_Activity A_:
According to the insertion sort passage, which element of the array is initially considered sorted?
_Activity B_:
Repeat the insertion sort passage from "Further, each element" up to and including "marker 'i' by unity.".

This section accepts the input array and the size of the array from the `main`

function
Here we virtually divide the array into two parts i.e., the sorted and the unsorted part,
initially, the first element in the array is considered as sorted, even if it is not sorted.
Further, each element in the array is checked with the previous elements for the strict
inequality with each iteration, the sorting algorithm removes one element at a time and
finds the appropriate location within the sorted array and inserts it there. The iteration
continues until the unsorted array is empty, and get's it finally sorted.

Above you can see, that the variable `t`

holds the unsorted array's first element and `j`

here keeps track of the index of the last element of the sorted array. Now we iterate
throughout the remaining unsorted array one by one, finding a relevant position for the
the value stored in 't' throughout the sorted array, as soon we get the desired location we
place it there and then increment the sorted array end marker 'i' by unity.

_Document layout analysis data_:

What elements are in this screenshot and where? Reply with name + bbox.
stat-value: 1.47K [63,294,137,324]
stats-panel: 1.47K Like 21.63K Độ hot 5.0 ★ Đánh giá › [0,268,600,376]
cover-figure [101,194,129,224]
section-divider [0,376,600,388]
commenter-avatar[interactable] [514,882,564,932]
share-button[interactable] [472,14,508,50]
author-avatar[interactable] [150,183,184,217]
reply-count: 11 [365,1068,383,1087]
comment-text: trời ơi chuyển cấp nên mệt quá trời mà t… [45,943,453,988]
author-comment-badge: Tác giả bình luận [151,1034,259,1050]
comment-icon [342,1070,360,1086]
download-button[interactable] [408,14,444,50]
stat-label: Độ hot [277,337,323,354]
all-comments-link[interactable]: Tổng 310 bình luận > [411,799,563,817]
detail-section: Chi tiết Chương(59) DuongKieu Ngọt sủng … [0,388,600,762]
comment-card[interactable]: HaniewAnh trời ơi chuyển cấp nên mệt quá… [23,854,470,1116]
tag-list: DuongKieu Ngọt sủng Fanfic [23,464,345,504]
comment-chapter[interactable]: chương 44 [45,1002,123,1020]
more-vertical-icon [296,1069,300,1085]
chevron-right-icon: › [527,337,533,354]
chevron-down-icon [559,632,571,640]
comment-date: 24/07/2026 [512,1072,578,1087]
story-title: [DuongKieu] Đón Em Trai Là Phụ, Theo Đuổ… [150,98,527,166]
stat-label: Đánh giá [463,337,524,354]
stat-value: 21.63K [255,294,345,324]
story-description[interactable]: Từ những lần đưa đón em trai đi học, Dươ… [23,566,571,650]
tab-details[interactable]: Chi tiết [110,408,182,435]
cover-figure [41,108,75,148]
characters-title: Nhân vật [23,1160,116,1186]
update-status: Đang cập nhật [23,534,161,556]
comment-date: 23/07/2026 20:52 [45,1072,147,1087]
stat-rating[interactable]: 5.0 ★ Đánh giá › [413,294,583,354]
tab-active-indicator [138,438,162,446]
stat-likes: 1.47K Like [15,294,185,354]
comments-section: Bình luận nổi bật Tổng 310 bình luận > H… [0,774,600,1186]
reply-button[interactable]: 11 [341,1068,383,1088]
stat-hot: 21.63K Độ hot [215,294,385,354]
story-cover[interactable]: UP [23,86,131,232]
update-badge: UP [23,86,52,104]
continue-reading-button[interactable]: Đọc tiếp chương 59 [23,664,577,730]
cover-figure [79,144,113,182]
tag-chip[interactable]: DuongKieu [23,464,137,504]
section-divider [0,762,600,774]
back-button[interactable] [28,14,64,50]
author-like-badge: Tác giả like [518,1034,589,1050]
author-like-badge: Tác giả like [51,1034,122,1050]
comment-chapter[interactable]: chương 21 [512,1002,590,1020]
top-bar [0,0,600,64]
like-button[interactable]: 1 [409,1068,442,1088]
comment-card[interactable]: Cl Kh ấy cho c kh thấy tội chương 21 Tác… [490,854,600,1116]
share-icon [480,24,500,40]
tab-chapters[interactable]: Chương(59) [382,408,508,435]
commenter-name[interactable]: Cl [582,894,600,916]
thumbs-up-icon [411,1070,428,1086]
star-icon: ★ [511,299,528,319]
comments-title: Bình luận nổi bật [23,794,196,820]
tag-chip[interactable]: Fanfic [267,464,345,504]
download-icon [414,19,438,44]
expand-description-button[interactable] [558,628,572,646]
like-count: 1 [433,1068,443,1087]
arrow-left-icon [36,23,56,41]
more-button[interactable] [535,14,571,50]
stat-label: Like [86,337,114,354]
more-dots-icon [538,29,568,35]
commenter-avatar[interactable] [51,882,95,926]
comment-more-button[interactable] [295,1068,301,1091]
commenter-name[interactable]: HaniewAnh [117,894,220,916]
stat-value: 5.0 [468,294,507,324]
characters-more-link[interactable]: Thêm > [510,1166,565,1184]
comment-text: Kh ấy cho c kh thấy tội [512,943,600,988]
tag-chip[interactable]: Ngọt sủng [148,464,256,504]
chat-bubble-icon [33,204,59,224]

_Exercise output A_:
The first element in the array is initially considered sorted.

_Exercise output B_:
Further, each element in the array is checked with the previous elements for the strict
inequality with each iteration, the sorting algorithm removes one element at a time and
finds the appropriate location within the sorted array and inserts it there. The iteration
continues until the unsorted array is empty, and get's it finally sorted.

Above you can see, that the variable `t`

holds the unsorted array's first element and `j`

here keeps track of the index of the last element of the sorted array. Now we iterate
throughout the remaining unsorted array one by one, finding a relevant position for the
the value stored in 't' throughout the sorted array, as soon we get the desired location we
place it there and then increment the sorted array end marker 'i' by unity.